Chart and figure data
* begin *

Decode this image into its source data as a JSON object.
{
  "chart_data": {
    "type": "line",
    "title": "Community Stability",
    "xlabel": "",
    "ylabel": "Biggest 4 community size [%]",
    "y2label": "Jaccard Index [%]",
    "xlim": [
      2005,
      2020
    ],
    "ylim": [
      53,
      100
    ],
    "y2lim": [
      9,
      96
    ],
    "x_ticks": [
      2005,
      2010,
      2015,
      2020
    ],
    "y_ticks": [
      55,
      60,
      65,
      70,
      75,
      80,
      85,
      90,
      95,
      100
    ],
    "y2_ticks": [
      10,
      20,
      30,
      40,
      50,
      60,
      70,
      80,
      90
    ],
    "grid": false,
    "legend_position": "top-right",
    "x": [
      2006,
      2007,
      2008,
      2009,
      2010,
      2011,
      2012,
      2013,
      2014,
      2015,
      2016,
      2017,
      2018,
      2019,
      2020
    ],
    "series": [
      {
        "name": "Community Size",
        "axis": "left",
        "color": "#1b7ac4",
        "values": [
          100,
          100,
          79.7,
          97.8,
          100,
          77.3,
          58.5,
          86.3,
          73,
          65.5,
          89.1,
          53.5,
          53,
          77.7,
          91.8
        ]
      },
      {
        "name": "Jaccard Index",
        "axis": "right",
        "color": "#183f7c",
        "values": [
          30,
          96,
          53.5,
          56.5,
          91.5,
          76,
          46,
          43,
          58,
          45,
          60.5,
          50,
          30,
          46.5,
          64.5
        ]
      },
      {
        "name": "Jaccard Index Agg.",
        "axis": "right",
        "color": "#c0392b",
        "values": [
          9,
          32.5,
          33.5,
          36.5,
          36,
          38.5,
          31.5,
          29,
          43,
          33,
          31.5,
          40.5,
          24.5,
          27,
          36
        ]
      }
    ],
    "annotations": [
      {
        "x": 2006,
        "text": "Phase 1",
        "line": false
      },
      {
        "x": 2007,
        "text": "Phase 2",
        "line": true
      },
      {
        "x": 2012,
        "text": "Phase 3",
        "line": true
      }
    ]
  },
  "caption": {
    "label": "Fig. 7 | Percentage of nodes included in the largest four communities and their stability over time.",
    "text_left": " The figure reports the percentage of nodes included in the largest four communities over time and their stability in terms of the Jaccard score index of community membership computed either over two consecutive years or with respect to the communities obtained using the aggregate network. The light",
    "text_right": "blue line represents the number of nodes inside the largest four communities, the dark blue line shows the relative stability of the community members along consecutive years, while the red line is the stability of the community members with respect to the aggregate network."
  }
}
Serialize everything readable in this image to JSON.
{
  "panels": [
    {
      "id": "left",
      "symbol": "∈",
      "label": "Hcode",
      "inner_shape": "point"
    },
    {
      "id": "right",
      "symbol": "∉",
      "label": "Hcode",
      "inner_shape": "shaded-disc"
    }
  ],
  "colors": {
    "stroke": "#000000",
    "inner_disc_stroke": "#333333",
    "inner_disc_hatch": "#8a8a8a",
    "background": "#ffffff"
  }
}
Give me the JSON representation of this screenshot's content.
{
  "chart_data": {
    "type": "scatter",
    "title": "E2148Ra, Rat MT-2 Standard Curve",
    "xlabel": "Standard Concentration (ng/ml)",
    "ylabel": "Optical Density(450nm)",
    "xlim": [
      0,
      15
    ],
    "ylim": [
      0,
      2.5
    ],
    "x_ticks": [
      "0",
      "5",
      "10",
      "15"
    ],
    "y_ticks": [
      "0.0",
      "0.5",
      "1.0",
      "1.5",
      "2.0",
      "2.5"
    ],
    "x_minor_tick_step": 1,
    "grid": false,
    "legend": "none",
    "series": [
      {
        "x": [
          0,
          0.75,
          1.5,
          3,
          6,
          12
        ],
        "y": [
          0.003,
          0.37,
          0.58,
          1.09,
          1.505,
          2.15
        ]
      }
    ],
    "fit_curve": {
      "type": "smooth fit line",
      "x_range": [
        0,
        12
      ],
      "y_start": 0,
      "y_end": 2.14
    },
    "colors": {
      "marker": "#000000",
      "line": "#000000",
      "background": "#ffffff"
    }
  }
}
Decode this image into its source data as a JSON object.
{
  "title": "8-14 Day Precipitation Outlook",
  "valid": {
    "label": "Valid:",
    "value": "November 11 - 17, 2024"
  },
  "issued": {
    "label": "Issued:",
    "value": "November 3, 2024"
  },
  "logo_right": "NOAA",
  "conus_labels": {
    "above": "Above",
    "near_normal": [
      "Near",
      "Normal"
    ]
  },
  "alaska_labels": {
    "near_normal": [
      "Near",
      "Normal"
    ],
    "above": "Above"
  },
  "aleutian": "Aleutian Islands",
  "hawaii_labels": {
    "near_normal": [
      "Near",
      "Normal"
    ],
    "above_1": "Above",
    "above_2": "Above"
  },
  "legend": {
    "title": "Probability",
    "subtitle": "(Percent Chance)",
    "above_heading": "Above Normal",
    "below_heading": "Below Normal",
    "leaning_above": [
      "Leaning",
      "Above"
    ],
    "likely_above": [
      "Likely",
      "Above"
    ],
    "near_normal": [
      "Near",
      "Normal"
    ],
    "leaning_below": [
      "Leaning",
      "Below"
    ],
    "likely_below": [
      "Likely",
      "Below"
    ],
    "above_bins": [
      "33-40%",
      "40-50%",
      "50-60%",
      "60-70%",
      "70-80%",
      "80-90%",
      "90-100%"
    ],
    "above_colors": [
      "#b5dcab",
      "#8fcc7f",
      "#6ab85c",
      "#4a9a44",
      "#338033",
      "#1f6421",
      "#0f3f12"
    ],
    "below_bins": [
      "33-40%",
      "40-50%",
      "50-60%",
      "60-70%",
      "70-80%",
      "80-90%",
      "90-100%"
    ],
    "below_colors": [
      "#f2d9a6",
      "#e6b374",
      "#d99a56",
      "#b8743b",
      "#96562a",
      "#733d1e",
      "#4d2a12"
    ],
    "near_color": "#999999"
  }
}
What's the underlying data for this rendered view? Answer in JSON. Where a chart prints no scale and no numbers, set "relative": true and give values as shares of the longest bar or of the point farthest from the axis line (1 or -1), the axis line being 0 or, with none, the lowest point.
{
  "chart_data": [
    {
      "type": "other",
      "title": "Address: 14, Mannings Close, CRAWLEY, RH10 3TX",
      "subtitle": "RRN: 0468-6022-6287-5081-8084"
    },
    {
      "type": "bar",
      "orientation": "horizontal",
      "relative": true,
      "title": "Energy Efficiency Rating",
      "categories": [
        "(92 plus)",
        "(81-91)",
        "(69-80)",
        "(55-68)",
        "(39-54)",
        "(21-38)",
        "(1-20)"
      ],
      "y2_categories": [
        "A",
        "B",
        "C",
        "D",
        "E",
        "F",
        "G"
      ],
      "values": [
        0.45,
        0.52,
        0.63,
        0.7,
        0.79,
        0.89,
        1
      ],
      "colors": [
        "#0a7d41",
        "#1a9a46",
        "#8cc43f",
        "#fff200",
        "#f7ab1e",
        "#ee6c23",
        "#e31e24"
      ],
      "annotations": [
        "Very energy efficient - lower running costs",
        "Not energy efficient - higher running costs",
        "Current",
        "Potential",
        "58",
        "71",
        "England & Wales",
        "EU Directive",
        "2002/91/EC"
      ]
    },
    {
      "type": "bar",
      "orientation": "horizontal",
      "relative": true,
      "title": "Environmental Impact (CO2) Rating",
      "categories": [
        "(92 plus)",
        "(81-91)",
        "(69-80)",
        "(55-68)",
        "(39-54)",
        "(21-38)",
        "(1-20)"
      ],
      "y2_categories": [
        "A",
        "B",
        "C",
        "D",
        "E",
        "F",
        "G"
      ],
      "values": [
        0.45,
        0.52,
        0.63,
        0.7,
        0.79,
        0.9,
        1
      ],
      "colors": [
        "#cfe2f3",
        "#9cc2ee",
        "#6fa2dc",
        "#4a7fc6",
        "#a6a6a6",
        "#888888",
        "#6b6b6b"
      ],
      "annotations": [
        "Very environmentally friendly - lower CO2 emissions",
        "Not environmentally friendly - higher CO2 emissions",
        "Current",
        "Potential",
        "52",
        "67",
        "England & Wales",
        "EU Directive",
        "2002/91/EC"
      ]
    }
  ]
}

* end *

(DIRECTIVE): Copy every line that contains the string "nodes".

(CORRECT RESULT):
    "label": "Fig. 7 | Percentage of nodes included in the largest four communities and their stability over time.",
    "text_left": " The figure reports the percentage of nodes included in the largest four communities over time and their stability in terms of the Jaccard score index of community membership computed either over two consecutive years or with respect to the communities obtained using the aggregate network. The light",
    "text_right": "blue line represents the number of nodes inside the largest four communities, the dark blue line shows the relative stability of the community members along consecutive years, while the red line is the stability of the community members with respect to the aggregate network."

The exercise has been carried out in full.